**Data shown**
[start]

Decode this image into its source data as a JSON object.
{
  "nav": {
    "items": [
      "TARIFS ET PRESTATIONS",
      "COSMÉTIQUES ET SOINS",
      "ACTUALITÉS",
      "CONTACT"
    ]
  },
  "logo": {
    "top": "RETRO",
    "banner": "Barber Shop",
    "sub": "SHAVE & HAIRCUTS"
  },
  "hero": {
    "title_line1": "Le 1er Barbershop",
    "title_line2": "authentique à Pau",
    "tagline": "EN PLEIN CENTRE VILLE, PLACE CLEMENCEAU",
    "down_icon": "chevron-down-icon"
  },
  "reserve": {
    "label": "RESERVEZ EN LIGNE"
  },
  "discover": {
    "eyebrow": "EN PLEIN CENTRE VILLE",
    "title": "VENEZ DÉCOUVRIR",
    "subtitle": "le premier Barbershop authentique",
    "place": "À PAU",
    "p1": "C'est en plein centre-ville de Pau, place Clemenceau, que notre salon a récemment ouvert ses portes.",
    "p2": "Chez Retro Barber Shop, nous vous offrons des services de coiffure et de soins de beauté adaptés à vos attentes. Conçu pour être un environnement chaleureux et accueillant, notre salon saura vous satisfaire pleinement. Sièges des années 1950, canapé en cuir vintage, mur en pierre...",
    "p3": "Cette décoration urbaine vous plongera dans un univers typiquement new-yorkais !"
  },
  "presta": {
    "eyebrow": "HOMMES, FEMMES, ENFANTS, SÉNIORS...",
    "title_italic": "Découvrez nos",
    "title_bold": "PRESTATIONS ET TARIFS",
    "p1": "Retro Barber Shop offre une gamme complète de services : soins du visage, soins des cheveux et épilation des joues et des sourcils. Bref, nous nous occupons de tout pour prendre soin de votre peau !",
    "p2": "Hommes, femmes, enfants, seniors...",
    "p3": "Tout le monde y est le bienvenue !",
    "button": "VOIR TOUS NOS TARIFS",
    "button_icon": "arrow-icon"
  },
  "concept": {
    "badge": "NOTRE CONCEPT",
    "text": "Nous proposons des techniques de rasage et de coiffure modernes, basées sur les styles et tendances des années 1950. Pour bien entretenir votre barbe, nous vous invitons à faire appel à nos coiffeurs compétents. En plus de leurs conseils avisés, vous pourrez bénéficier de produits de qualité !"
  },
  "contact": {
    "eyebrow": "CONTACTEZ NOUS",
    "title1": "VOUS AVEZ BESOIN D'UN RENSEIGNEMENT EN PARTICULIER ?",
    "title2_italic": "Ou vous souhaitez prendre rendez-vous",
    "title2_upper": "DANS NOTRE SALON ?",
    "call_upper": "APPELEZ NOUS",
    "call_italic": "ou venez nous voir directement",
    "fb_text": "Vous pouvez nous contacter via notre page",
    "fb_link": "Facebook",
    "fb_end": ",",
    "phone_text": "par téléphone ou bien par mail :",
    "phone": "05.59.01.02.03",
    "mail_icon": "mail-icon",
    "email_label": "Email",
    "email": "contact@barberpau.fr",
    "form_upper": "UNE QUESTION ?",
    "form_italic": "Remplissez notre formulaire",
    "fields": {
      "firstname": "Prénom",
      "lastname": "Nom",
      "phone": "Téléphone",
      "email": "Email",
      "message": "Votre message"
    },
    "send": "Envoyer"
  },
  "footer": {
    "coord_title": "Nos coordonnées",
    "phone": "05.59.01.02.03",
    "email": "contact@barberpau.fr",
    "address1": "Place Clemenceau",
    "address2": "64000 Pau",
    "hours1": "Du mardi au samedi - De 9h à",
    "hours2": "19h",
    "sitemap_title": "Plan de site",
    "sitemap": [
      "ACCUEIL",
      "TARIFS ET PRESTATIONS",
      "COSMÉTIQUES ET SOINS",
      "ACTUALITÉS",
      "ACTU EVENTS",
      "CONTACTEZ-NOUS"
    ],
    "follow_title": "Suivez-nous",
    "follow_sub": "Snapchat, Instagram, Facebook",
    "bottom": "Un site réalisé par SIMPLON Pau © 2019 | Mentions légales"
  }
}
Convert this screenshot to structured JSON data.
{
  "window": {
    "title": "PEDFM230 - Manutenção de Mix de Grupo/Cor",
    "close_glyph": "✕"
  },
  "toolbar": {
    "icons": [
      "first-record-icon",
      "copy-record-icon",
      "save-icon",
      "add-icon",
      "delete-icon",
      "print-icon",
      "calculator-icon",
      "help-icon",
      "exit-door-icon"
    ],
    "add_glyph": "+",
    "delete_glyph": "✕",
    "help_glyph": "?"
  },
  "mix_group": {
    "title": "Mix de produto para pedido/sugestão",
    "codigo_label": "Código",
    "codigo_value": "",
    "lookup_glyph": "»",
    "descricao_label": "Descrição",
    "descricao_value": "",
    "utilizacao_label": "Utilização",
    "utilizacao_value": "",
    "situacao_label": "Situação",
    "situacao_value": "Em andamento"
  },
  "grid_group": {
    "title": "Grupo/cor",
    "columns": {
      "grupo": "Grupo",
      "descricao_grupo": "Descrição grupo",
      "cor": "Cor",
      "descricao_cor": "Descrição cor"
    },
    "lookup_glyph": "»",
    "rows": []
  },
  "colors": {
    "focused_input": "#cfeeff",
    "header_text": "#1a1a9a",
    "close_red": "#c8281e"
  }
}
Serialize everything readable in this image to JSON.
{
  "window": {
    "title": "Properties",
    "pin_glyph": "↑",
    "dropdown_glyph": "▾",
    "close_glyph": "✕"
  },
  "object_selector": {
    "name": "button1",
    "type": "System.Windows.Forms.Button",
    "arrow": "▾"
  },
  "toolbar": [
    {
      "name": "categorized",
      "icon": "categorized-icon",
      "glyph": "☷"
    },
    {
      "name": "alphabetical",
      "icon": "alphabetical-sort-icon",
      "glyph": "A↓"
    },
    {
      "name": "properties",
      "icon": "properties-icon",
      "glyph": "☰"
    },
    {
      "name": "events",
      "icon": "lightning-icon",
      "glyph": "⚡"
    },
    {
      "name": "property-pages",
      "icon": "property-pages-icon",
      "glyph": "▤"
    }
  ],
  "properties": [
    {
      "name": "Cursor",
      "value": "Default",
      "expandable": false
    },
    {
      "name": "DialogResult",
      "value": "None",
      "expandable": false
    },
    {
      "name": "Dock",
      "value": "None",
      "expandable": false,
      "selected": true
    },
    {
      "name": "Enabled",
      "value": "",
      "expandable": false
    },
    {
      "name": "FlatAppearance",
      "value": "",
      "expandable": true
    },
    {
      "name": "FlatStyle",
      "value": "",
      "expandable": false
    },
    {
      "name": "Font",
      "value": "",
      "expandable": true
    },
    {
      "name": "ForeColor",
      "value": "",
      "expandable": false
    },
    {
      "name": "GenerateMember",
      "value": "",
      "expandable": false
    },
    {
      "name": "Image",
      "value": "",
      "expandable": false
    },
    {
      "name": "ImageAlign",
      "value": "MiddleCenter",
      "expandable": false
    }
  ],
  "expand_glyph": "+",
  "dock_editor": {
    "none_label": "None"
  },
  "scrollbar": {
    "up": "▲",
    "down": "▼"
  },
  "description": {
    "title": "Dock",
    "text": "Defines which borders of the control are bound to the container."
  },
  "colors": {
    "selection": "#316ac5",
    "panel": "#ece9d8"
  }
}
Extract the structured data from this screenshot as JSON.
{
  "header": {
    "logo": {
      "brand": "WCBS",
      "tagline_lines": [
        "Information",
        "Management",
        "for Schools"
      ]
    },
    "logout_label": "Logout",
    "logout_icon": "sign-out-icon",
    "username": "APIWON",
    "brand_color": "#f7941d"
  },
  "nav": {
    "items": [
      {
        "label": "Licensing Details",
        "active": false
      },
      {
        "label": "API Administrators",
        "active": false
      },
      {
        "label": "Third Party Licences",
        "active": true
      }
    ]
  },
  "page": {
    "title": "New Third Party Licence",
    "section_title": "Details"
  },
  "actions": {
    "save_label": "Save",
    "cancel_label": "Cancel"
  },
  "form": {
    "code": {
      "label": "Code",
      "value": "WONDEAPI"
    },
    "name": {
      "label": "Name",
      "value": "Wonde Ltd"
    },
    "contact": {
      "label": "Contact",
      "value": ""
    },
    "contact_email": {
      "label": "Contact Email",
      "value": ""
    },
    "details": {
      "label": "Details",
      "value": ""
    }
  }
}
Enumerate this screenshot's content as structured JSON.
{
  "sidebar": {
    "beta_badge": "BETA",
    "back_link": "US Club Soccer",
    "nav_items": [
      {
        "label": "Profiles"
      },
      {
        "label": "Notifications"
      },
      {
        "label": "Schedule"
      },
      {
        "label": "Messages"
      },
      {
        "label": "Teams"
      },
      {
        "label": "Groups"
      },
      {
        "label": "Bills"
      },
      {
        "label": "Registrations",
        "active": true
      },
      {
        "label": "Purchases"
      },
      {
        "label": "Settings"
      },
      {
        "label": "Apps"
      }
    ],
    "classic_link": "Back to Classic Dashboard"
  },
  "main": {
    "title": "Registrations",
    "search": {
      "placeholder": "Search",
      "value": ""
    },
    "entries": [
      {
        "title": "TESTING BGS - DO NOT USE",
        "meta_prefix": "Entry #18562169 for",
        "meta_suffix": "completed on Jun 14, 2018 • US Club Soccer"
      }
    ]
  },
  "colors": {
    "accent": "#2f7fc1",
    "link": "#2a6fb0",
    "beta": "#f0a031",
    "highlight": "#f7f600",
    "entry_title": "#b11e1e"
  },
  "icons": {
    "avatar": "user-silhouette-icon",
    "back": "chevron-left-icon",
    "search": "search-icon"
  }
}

[end]

**To do**
Everything from the line containing "Enumerate this screenshot's" through the final line of the listing, inclusive, must be reproduced exactly; leave out the rest.

**Solved problem**
Enumerate this screenshot's content as structured JSON.
{
  "sidebar": {
    "beta_badge": "BETA",
    "back_link": "US Club Soccer",
    "nav_items": [
      {
        "label": "Profiles"
      },
      {
        "label": "Notifications"
      },
      {
        "label": "Schedule"
      },
      {
        "label": "Messages"
      },
      {
        "label": "Teams"
      },
      {
        "label": "Groups"
      },
      {
        "label": "Bills"
      },
      {
        "label": "Registrations",
        "active": true
      },
      {
        "label": "Purchases"
      },
      {
        "label": "Settings"
      },
      {
        "label": "Apps"
      }
    ],
    "classic_link": "Back to Classic Dashboard"
  },
  "main": {
    "title": "Registrations",
    "search": {
      "placeholder": "Search",
      "value": ""
    },
    "entries": [
      {
        "title": "TESTING BGS - DO NOT USE",
        "meta_prefix": "Entry #18562169 for",
        "meta_suffix": "completed on Jun 14, 2018 • US Club Soccer"
      }
    ]
  },
  "colors": {
    "accent": "#2f7fc1",
    "link": "#2a6fb0",
    "beta": "#f0a031",
    "highlight": "#f7f600",
    "entry_title": "#b11e1e"
  },
  "icons": {
    "avatar": "user-silhouette-icon",
    "back": "chevron-left-icon",
    "search": "search-icon"
  }
}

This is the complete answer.